Task details:
Return each line that holds the word "title".
======== Entries
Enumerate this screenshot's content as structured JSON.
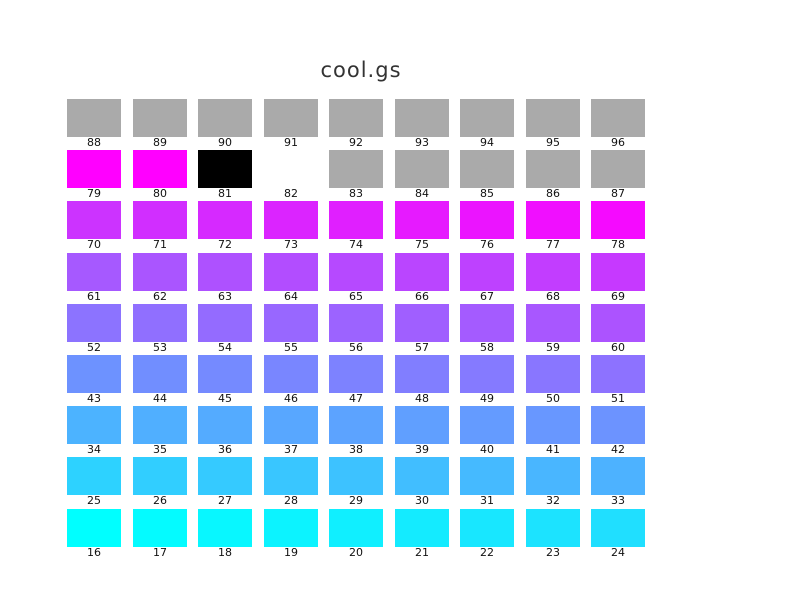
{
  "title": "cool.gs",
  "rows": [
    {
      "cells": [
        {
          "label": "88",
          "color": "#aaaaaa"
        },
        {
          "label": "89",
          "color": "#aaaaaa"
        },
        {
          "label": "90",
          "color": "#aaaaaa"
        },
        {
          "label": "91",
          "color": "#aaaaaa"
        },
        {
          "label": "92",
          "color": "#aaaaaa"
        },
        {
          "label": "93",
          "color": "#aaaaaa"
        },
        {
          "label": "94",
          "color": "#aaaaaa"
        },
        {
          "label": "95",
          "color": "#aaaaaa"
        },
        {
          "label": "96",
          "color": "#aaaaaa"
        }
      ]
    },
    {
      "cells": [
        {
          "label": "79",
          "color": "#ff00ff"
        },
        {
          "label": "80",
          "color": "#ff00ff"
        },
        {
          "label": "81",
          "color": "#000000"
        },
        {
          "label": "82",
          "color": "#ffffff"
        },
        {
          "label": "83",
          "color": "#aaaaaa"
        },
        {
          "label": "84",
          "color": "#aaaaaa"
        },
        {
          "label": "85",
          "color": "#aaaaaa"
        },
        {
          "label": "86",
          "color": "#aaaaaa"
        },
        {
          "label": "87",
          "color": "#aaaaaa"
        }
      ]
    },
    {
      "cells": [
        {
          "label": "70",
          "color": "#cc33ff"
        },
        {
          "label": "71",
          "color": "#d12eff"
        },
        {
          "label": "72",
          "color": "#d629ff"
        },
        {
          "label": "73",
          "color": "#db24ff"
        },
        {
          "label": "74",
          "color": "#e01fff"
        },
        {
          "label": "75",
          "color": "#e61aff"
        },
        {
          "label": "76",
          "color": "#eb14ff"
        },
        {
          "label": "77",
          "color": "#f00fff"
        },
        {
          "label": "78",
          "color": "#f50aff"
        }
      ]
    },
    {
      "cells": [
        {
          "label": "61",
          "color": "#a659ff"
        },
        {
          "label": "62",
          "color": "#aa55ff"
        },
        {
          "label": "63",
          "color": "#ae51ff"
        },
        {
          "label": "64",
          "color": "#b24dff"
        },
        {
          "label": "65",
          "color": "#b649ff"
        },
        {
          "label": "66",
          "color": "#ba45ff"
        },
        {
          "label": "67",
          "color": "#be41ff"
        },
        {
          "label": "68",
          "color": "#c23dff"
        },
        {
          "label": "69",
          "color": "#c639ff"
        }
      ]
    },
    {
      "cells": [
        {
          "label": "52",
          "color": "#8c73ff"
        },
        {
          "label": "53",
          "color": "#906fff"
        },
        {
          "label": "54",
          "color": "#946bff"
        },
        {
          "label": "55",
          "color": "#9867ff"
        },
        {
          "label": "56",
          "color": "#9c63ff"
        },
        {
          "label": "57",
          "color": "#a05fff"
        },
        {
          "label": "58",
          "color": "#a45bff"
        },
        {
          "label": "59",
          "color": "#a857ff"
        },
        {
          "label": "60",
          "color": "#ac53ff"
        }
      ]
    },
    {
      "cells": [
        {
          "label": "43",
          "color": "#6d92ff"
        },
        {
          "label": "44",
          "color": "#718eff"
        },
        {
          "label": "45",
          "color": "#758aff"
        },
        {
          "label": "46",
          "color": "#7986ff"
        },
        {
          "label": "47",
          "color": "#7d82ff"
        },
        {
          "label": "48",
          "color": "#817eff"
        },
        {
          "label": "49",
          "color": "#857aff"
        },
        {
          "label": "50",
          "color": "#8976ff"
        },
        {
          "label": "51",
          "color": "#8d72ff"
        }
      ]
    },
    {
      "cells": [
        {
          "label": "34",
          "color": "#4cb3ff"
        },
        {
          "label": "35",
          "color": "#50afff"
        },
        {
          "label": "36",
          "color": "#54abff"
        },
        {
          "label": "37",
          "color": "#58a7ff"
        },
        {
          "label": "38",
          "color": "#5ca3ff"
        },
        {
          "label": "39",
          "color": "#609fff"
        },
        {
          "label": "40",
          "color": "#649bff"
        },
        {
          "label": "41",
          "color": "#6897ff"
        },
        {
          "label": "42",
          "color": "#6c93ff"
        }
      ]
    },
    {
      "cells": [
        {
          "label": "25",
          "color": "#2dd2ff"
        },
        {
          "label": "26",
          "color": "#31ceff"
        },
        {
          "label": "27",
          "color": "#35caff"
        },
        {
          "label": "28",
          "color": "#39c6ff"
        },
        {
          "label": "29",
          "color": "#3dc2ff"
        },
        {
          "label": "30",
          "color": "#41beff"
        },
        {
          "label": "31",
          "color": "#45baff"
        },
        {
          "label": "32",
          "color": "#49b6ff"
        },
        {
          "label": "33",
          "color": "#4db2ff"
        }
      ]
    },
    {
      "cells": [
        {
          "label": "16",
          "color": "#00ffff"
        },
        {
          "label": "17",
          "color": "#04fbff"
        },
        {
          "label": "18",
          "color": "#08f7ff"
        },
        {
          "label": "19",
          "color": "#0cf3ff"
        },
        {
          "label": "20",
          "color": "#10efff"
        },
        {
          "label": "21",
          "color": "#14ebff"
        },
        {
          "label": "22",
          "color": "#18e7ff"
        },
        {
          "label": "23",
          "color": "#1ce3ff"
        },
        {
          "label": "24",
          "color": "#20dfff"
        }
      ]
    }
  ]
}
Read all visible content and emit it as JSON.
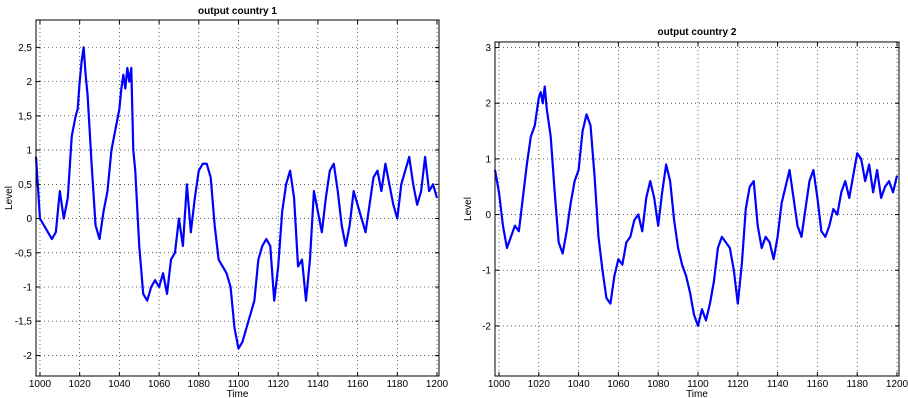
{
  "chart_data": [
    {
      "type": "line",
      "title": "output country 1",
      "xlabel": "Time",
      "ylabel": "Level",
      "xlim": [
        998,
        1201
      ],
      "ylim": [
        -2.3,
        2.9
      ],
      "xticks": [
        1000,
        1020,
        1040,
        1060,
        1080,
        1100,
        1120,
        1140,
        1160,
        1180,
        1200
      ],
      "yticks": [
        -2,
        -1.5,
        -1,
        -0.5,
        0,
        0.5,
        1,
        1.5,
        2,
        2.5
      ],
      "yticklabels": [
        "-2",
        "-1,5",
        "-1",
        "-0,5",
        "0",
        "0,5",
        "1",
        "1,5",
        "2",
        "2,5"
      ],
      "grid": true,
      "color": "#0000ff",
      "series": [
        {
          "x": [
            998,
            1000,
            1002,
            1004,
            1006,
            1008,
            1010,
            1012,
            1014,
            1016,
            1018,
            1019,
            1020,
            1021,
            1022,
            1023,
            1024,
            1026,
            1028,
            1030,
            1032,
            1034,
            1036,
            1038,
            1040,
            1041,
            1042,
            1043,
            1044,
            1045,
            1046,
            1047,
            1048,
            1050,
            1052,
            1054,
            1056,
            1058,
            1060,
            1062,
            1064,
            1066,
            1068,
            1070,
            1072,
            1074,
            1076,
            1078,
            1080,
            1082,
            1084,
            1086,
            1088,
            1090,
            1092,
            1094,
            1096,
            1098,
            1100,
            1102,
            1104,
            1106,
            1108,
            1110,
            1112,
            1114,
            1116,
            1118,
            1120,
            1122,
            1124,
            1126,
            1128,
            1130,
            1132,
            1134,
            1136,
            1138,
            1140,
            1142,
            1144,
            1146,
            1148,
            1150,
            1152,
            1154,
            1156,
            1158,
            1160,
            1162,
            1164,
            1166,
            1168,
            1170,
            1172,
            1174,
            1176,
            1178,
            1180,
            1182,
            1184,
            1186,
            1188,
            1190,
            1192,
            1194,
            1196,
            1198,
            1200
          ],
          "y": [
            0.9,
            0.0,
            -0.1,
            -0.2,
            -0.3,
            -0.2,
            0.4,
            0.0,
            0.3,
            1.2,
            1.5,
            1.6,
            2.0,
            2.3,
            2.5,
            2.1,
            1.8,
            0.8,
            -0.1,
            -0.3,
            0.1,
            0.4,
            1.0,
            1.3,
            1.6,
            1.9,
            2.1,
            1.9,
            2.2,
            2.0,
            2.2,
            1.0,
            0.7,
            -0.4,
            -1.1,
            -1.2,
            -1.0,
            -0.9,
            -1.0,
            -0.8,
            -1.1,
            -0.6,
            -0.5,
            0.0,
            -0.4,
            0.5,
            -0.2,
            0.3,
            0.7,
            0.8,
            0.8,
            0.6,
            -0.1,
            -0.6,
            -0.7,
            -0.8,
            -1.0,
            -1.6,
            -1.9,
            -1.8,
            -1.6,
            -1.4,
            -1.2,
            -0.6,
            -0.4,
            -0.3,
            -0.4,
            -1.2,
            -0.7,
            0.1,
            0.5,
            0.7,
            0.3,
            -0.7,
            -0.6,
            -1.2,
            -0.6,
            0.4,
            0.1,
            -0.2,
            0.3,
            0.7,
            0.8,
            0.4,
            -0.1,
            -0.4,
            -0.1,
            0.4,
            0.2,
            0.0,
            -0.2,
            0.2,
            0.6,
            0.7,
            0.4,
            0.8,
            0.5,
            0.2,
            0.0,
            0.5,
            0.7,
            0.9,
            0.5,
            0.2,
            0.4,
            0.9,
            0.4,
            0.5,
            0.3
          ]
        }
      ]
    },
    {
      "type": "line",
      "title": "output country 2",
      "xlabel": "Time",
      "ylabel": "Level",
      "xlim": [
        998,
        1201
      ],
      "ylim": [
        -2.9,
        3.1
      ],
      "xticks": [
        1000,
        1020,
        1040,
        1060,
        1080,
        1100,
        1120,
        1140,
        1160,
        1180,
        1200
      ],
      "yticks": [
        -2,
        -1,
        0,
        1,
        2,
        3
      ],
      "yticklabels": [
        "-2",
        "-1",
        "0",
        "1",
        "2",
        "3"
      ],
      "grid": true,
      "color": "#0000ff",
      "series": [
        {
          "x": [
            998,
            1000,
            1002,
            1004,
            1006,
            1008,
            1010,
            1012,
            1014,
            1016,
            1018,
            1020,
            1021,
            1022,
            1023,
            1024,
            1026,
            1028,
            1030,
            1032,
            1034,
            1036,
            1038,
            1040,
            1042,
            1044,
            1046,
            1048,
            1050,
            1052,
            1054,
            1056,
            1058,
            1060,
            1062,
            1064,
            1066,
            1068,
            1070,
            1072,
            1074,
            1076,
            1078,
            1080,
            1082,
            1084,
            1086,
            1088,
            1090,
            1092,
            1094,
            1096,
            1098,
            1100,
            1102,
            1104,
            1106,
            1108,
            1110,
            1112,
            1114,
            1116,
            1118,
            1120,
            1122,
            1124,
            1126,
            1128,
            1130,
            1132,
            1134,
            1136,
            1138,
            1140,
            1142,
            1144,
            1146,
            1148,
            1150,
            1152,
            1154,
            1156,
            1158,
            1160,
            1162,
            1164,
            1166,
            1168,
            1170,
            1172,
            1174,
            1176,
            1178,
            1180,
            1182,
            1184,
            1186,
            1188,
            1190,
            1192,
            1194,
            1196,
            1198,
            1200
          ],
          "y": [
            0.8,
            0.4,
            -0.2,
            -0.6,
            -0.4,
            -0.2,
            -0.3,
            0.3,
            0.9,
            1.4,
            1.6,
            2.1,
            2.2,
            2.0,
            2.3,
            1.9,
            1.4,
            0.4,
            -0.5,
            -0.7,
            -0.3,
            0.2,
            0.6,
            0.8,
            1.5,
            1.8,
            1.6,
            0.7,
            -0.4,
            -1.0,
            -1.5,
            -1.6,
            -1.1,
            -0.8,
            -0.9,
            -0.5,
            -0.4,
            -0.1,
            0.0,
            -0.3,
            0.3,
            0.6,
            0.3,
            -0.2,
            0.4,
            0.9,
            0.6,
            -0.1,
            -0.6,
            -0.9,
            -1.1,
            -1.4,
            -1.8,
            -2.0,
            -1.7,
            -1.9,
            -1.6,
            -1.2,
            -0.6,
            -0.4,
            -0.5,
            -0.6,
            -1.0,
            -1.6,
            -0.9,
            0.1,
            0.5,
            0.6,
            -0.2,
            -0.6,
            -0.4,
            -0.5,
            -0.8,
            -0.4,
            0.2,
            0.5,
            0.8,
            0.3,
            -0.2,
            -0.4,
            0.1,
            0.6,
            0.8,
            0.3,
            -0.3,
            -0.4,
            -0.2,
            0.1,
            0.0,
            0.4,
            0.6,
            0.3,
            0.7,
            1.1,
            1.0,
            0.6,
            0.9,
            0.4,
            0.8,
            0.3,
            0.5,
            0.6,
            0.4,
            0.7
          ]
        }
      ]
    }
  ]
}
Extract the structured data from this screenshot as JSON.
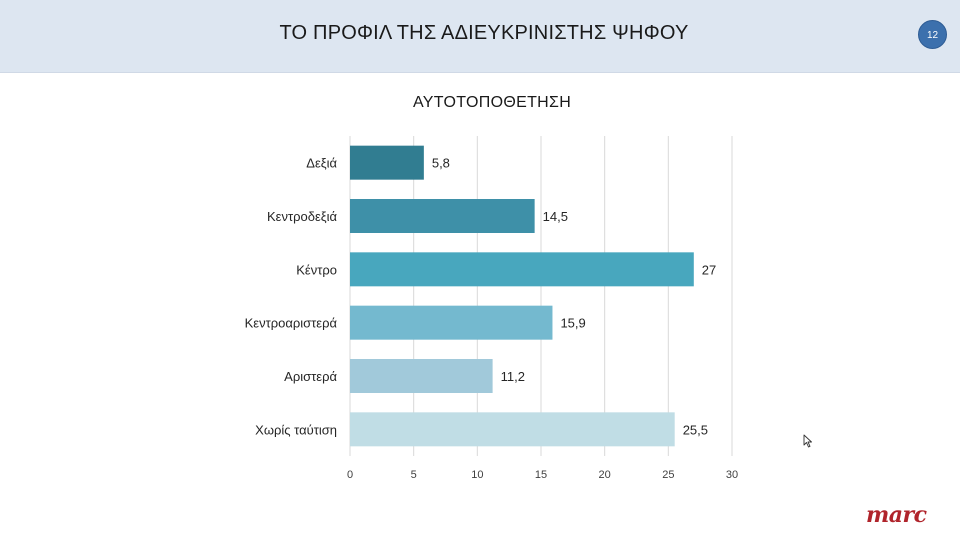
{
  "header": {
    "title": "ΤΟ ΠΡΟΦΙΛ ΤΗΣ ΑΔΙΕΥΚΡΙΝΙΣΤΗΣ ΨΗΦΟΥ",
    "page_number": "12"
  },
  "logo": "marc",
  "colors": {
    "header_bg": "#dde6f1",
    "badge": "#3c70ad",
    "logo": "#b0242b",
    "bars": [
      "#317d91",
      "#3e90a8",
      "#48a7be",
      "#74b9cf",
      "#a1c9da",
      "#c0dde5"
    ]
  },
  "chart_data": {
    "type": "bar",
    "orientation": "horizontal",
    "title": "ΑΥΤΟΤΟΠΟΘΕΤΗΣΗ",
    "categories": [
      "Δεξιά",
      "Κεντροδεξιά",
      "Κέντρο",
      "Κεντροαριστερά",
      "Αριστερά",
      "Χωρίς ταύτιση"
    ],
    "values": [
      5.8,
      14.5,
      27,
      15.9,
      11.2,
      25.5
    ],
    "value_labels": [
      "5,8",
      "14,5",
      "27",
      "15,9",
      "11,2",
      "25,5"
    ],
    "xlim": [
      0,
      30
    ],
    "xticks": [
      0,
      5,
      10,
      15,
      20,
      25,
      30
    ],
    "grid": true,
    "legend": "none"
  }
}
================
Output for this exercise:
  "title": "cool.gs",
      "title": "output country 1",
      "title": "output country 2",
    "title": "ΤΟ ΠΡΟΦΙΛ ΤΗΣ ΑΔΙΕΥΚΡΙΝΙΣΤΗΣ ΨΗΦΟΥ",
    "title": "ΑΥΤΟΤΟΠΟΘΕΤΗΣΗ",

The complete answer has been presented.